Data for this exercise:
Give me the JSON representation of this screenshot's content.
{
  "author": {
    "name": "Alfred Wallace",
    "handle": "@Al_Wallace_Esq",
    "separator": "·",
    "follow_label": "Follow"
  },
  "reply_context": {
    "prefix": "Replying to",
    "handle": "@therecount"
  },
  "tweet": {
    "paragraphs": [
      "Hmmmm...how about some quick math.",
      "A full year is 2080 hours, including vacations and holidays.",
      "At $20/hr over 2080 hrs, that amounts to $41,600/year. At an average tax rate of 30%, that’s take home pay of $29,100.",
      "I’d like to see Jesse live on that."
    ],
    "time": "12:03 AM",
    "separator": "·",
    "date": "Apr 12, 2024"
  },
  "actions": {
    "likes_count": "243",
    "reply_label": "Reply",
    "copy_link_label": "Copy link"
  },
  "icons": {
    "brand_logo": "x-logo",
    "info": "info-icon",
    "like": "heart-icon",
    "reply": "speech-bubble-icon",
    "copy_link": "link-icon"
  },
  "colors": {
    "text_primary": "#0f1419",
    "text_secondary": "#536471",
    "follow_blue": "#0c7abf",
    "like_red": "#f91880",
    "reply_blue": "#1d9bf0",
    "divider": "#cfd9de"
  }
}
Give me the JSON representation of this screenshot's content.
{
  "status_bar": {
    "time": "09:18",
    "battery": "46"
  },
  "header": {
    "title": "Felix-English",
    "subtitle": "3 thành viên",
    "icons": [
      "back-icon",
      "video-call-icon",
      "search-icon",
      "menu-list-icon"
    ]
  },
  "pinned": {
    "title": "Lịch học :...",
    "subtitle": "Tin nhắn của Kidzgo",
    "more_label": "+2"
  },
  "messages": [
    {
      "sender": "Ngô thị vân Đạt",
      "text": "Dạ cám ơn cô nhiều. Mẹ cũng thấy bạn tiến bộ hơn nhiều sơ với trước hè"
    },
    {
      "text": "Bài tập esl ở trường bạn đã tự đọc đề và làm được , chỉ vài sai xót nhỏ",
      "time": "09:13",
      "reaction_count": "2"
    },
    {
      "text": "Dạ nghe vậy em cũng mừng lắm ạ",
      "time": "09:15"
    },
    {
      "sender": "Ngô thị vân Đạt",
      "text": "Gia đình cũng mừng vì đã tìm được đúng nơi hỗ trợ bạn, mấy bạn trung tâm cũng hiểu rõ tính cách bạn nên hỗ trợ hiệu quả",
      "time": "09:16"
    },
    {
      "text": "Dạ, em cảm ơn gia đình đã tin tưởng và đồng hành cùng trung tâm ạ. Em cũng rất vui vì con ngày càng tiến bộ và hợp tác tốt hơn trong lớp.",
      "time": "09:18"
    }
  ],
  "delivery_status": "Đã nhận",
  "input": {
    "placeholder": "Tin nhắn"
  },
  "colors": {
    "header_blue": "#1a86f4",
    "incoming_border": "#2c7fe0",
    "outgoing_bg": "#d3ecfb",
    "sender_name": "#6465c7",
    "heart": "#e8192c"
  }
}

Short task:
Return the entries in full, keeping every line exactly as it is.

Solution to this task:
Give me the JSON representation of this screenshot's content.
{
  "author": {
    "name": "Alfred Wallace",
    "handle": "@Al_Wallace_Esq",
    "separator": "·",
    "follow_label": "Follow"
  },
  "reply_context": {
    "prefix": "Replying to",
    "handle": "@therecount"
  },
  "tweet": {
    "paragraphs": [
      "Hmmmm...how about some quick math.",
      "A full year is 2080 hours, including vacations and holidays.",
      "At $20/hr over 2080 hrs, that amounts to $41,600/year. At an average tax rate of 30%, that’s take home pay of $29,100.",
      "I’d like to see Jesse live on that."
    ],
    "time": "12:03 AM",
    "separator": "·",
    "date": "Apr 12, 2024"
  },
  "actions": {
    "likes_count": "243",
    "reply_label": "Reply",
    "copy_link_label": "Copy link"
  },
  "icons": {
    "brand_logo": "x-logo",
    "info": "info-icon",
    "like": "heart-icon",
    "reply": "speech-bubble-icon",
    "copy_link": "link-icon"
  },
  "colors": {
    "text_primary": "#0f1419",
    "text_secondary": "#536471",
    "follow_blue": "#0c7abf",
    "like_red": "#f91880",
    "reply_blue": "#1d9bf0",
    "divider": "#cfd9de"
  }
}
Give me the JSON representation of this screenshot's content.
{
  "status_bar": {
    "time": "09:18",
    "battery": "46"
  },
  "header": {
    "title": "Felix-English",
    "subtitle": "3 thành viên",
    "icons": [
      "back-icon",
      "video-call-icon",
      "search-icon",
      "menu-list-icon"
    ]
  },
  "pinned": {
    "title": "Lịch học :...",
    "subtitle": "Tin nhắn của Kidzgo",
    "more_label": "+2"
  },
  "messages": [
    {
      "sender": "Ngô thị vân Đạt",
      "text": "Dạ cám ơn cô nhiều. Mẹ cũng thấy bạn tiến bộ hơn nhiều sơ với trước hè"
    },
    {
      "text": "Bài tập esl ở trường bạn đã tự đọc đề và làm được , chỉ vài sai xót nhỏ",
      "time": "09:13",
      "reaction_count": "2"
    },
    {
      "text": "Dạ nghe vậy em cũng mừng lắm ạ",
      "time": "09:15"
    },
    {
      "sender": "Ngô thị vân Đạt",
      "text": "Gia đình cũng mừng vì đã tìm được đúng nơi hỗ trợ bạn, mấy bạn trung tâm cũng hiểu rõ tính cách bạn nên hỗ trợ hiệu quả",
      "time": "09:16"
    },
    {
      "text": "Dạ, em cảm ơn gia đình đã tin tưởng và đồng hành cùng trung tâm ạ. Em cũng rất vui vì con ngày càng tiến bộ và hợp tác tốt hơn trong lớp.",
      "time": "09:18"
    }
  ],
  "delivery_status": "Đã nhận",
  "input": {
    "placeholder": "Tin nhắn"
  },
  "colors": {
    "header_blue": "#1a86f4",
    "incoming_border": "#2c7fe0",
    "outgoing_bg": "#d3ecfb",
    "sender_name": "#6465c7",
    "heart": "#e8192c"
  }
}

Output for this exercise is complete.